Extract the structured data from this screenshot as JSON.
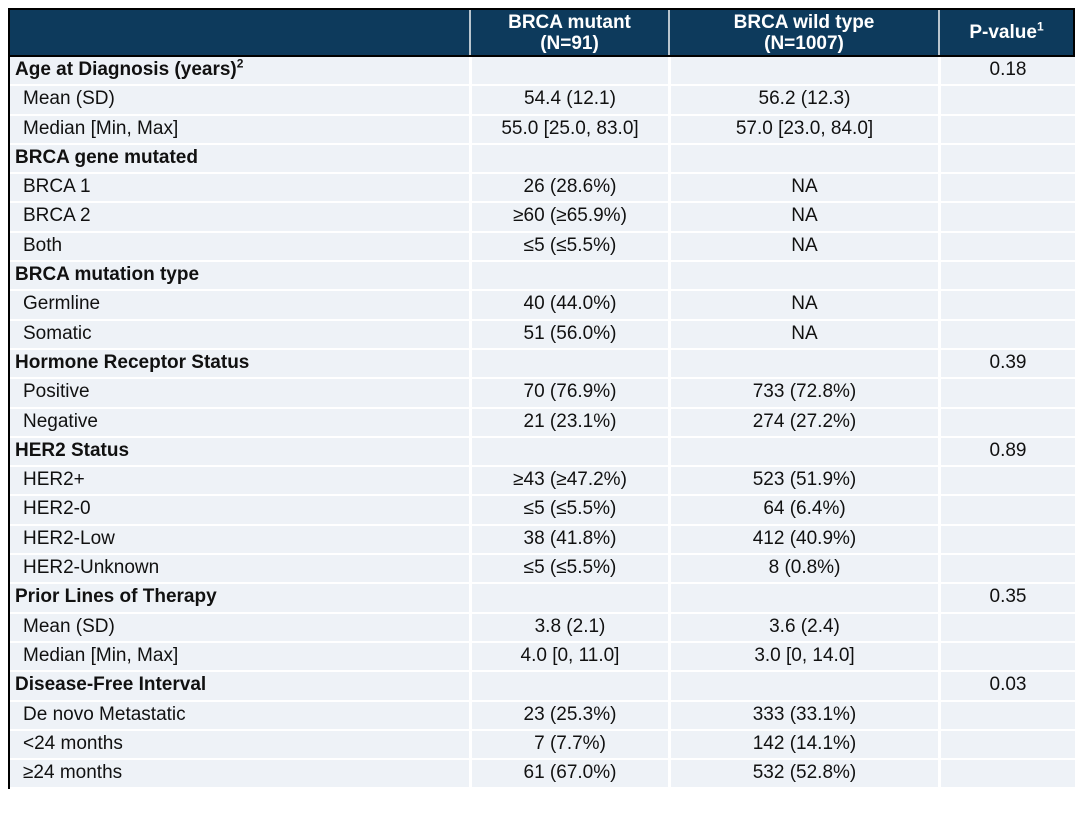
{
  "colors": {
    "header_background": "#0d3a5c",
    "header_text": "#ffffff",
    "body_cell_background": "#eef2f7",
    "grid_line": "#ffffff",
    "outer_border": "#000000",
    "body_text": "#111111"
  },
  "chart_data": {
    "type": "table",
    "columns": [
      {
        "key": "label",
        "header": ""
      },
      {
        "key": "brca_mutant",
        "header_line1": "BRCA mutant",
        "header_line2": "(N=91)"
      },
      {
        "key": "brca_wild_type",
        "header_line1": "BRCA wild type",
        "header_line2": "(N=1007)"
      },
      {
        "key": "p_value",
        "header": "P-value",
        "header_sup": "1"
      }
    ],
    "rows": [
      {
        "type": "section",
        "label": "Age at Diagnosis (years)",
        "sup": "2",
        "brca_mutant": "",
        "brca_wild_type": "",
        "p_value": "0.18"
      },
      {
        "type": "sub",
        "label": "Mean (SD)",
        "brca_mutant": "54.4 (12.1)",
        "brca_wild_type": "56.2 (12.3)",
        "p_value": ""
      },
      {
        "type": "sub",
        "label": "Median [Min, Max]",
        "brca_mutant": "55.0 [25.0, 83.0]",
        "brca_wild_type": "57.0 [23.0, 84.0]",
        "p_value": ""
      },
      {
        "type": "section",
        "label": "BRCA gene mutated",
        "brca_mutant": "",
        "brca_wild_type": "",
        "p_value": ""
      },
      {
        "type": "sub",
        "label": "BRCA 1",
        "brca_mutant": "26 (28.6%)",
        "brca_wild_type": "NA",
        "p_value": ""
      },
      {
        "type": "sub",
        "label": "BRCA 2",
        "brca_mutant": "≥60 (≥65.9%)",
        "brca_wild_type": "NA",
        "p_value": ""
      },
      {
        "type": "sub",
        "label": "Both",
        "brca_mutant": "≤5 (≤5.5%)",
        "brca_wild_type": "NA",
        "p_value": ""
      },
      {
        "type": "section",
        "label": "BRCA mutation type",
        "brca_mutant": "",
        "brca_wild_type": "",
        "p_value": ""
      },
      {
        "type": "sub",
        "label": "Germline",
        "brca_mutant": "40 (44.0%)",
        "brca_wild_type": "NA",
        "p_value": ""
      },
      {
        "type": "sub",
        "label": "Somatic",
        "brca_mutant": "51 (56.0%)",
        "brca_wild_type": "NA",
        "p_value": ""
      },
      {
        "type": "section",
        "label": "Hormone Receptor Status",
        "brca_mutant": "",
        "brca_wild_type": "",
        "p_value": "0.39"
      },
      {
        "type": "sub",
        "label": "Positive",
        "brca_mutant": "70 (76.9%)",
        "brca_wild_type": "733 (72.8%)",
        "p_value": ""
      },
      {
        "type": "sub",
        "label": "Negative",
        "brca_mutant": "21 (23.1%)",
        "brca_wild_type": "274 (27.2%)",
        "p_value": ""
      },
      {
        "type": "section",
        "label": "HER2 Status",
        "brca_mutant": "",
        "brca_wild_type": "",
        "p_value": "0.89"
      },
      {
        "type": "sub",
        "label": "HER2+",
        "brca_mutant": "≥43 (≥47.2%)",
        "brca_wild_type": "523 (51.9%)",
        "p_value": ""
      },
      {
        "type": "sub",
        "label": "HER2-0",
        "brca_mutant": "≤5 (≤5.5%)",
        "brca_wild_type": "64 (6.4%)",
        "p_value": ""
      },
      {
        "type": "sub",
        "label": "HER2-Low",
        "brca_mutant": "38 (41.8%)",
        "brca_wild_type": "412 (40.9%)",
        "p_value": ""
      },
      {
        "type": "sub",
        "label": "HER2-Unknown",
        "brca_mutant": "≤5 (≤5.5%)",
        "brca_wild_type": "8 (0.8%)",
        "p_value": ""
      },
      {
        "type": "section",
        "label": "Prior Lines of Therapy",
        "brca_mutant": "",
        "brca_wild_type": "",
        "p_value": "0.35"
      },
      {
        "type": "sub",
        "label": "Mean (SD)",
        "brca_mutant": "3.8 (2.1)",
        "brca_wild_type": "3.6 (2.4)",
        "p_value": ""
      },
      {
        "type": "sub",
        "label": "Median [Min, Max]",
        "brca_mutant": "4.0 [0, 11.0]",
        "brca_wild_type": "3.0 [0, 14.0]",
        "p_value": ""
      },
      {
        "type": "section",
        "label": "Disease-Free Interval",
        "brca_mutant": "",
        "brca_wild_type": "",
        "p_value": "0.03"
      },
      {
        "type": "sub",
        "label": "De novo Metastatic",
        "brca_mutant": "23 (25.3%)",
        "brca_wild_type": "333 (33.1%)",
        "p_value": ""
      },
      {
        "type": "sub",
        "label": "<24 months",
        "brca_mutant": "7 (7.7%)",
        "brca_wild_type": "142 (14.1%)",
        "p_value": ""
      },
      {
        "type": "sub",
        "label": "≥24 months",
        "brca_mutant": "61 (67.0%)",
        "brca_wild_type": "532 (52.8%)",
        "p_value": ""
      }
    ]
  }
}
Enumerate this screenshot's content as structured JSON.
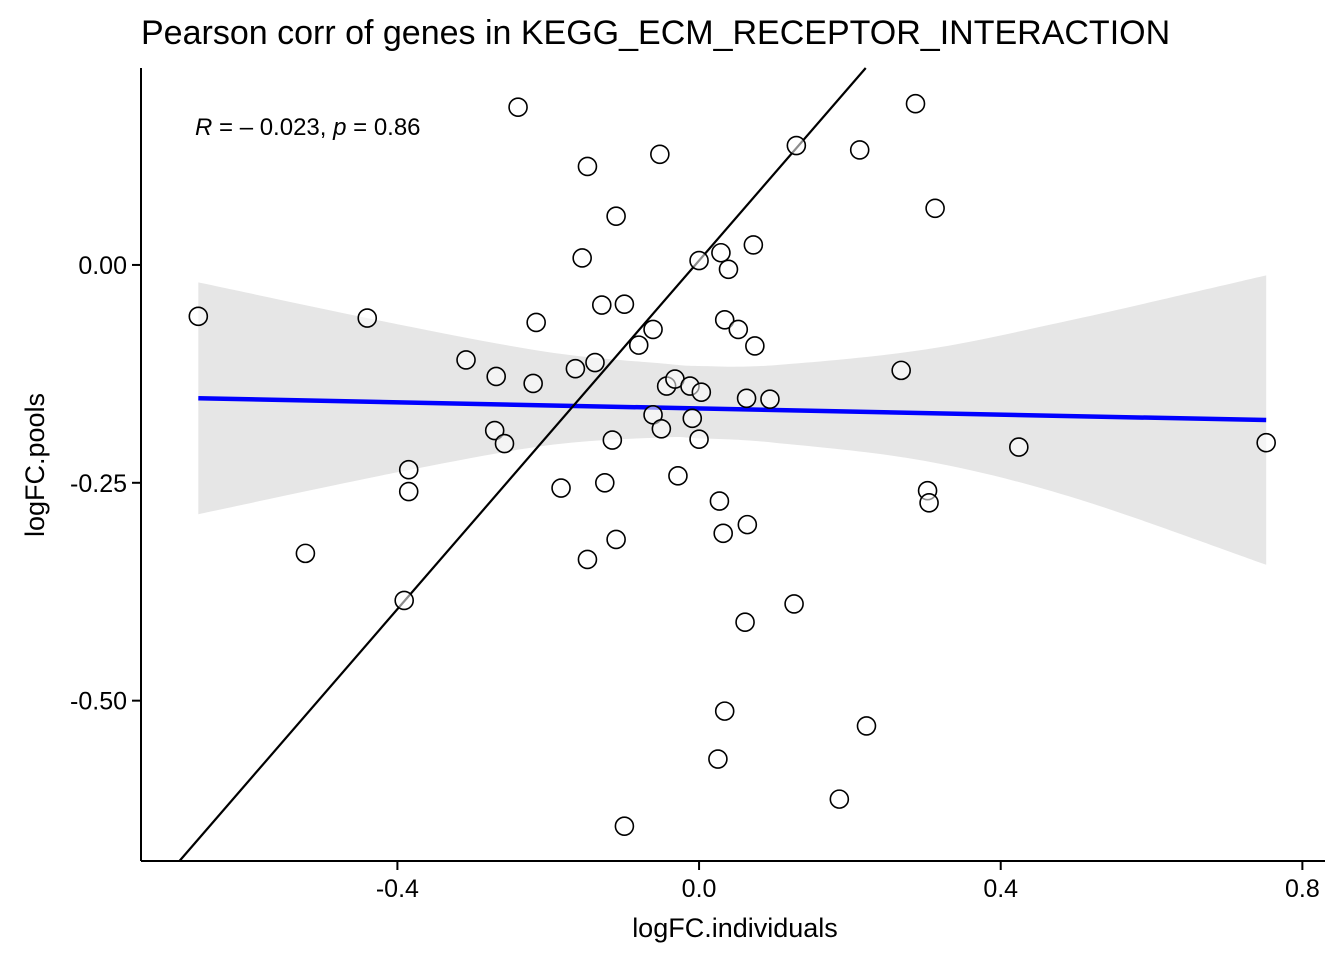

What you have to do
Each line above has to be returned exactly. Drop the pictures.

Written reply
Extract the structured data from this screenshot as JSON.
{
  "colors": {
    "header_background": "#0d3a5c",
    "header_text": "#ffffff",
    "body_cell_background": "#eef2f7",
    "grid_line": "#ffffff",
    "outer_border": "#000000",
    "body_text": "#111111"
  },
  "chart_data": {
    "type": "table",
    "columns": [
      {
        "key": "label",
        "header": ""
      },
      {
        "key": "brca_mutant",
        "header_line1": "BRCA mutant",
        "header_line2": "(N=91)"
      },
      {
        "key": "brca_wild_type",
        "header_line1": "BRCA wild type",
        "header_line2": "(N=1007)"
      },
      {
        "key": "p_value",
        "header": "P-value",
        "header_sup": "1"
      }
    ],
    "rows": [
      {
        "type": "section",
        "label": "Age at Diagnosis (years)",
        "sup": "2",
        "brca_mutant": "",
        "brca_wild_type": "",
        "p_value": "0.18"
      },
      {
        "type": "sub",
        "label": "Mean (SD)",
        "brca_mutant": "54.4 (12.1)",
        "brca_wild_type": "56.2 (12.3)",
        "p_value": ""
      },
      {
        "type": "sub",
        "label": "Median [Min, Max]",
        "brca_mutant": "55.0 [25.0, 83.0]",
        "brca_wild_type": "57.0 [23.0, 84.0]",
        "p_value": ""
      },
      {
        "type": "section",
        "label": "BRCA gene mutated",
        "brca_mutant": "",
        "brca_wild_type": "",
        "p_value": ""
      },
      {
        "type": "sub",
        "label": "BRCA 1",
        "brca_mutant": "26 (28.6%)",
        "brca_wild_type": "NA",
        "p_value": ""
      },
      {
        "type": "sub",
        "label": "BRCA 2",
        "brca_mutant": "≥60 (≥65.9%)",
        "brca_wild_type": "NA",
        "p_value": ""
      },
      {
        "type": "sub",
        "label": "Both",
        "brca_mutant": "≤5 (≤5.5%)",
        "brca_wild_type": "NA",
        "p_value": ""
      },
      {
        "type": "section",
        "label": "BRCA mutation type",
        "brca_mutant": "",
        "brca_wild_type": "",
        "p_value": ""
      },
      {
        "type": "sub",
        "label": "Germline",
        "brca_mutant": "40 (44.0%)",
        "brca_wild_type": "NA",
        "p_value": ""
      },
      {
        "type": "sub",
        "label": "Somatic",
        "brca_mutant": "51 (56.0%)",
        "brca_wild_type": "NA",
        "p_value": ""
      },
      {
        "type": "section",
        "label": "Hormone Receptor Status",
        "brca_mutant": "",
        "brca_wild_type": "",
        "p_value": "0.39"
      },
      {
        "type": "sub",
        "label": "Positive",
        "brca_mutant": "70 (76.9%)",
        "brca_wild_type": "733 (72.8%)",
        "p_value": ""
      },
      {
        "type": "sub",
        "label": "Negative",
        "brca_mutant": "21 (23.1%)",
        "brca_wild_type": "274 (27.2%)",
        "p_value": ""
      },
      {
        "type": "section",
        "label": "HER2 Status",
        "brca_mutant": "",
        "brca_wild_type": "",
        "p_value": "0.89"
      },
      {
        "type": "sub",
        "label": "HER2+",
        "brca_mutant": "≥43 (≥47.2%)",
        "brca_wild_type": "523 (51.9%)",
        "p_value": ""
      },
      {
        "type": "sub",
        "label": "HER2-0",
        "brca_mutant": "≤5 (≤5.5%)",
        "brca_wild_type": "64 (6.4%)",
        "p_value": ""
      },
      {
        "type": "sub",
        "label": "HER2-Low",
        "brca_mutant": "38 (41.8%)",
        "brca_wild_type": "412 (40.9%)",
        "p_value": ""
      },
      {
        "type": "sub",
        "label": "HER2-Unknown",
        "brca_mutant": "≤5 (≤5.5%)",
        "brca_wild_type": "8 (0.8%)",
        "p_value": ""
      },
      {
        "type": "section",
        "label": "Prior Lines of Therapy",
        "brca_mutant": "",
        "brca_wild_type": "",
        "p_value": "0.35"
      },
      {
        "type": "sub",
        "label": "Mean (SD)",
        "brca_mutant": "3.8 (2.1)",
        "brca_wild_type": "3.6 (2.4)",
        "p_value": ""
      },
      {
        "type": "sub",
        "label": "Median [Min, Max]",
        "brca_mutant": "4.0 [0, 11.0]",
        "brca_wild_type": "3.0 [0, 14.0]",
        "p_value": ""
      },
      {
        "type": "section",
        "label": "Disease-Free Interval",
        "brca_mutant": "",
        "brca_wild_type": "",
        "p_value": "0.03"
      },
      {
        "type": "sub",
        "label": "De novo Metastatic",
        "brca_mutant": "23 (25.3%)",
        "brca_wild_type": "333 (33.1%)",
        "p_value": ""
      },
      {
        "type": "sub",
        "label": "<24 months",
        "brca_mutant": "7 (7.7%)",
        "brca_wild_type": "142 (14.1%)",
        "p_value": ""
      },
      {
        "type": "sub",
        "label": "≥24 months",
        "brca_mutant": "61 (67.0%)",
        "brca_wild_type": "532 (52.8%)",
        "p_value": ""
      }
    ]
  }
}
Enumerate this screenshot's content as structured JSON.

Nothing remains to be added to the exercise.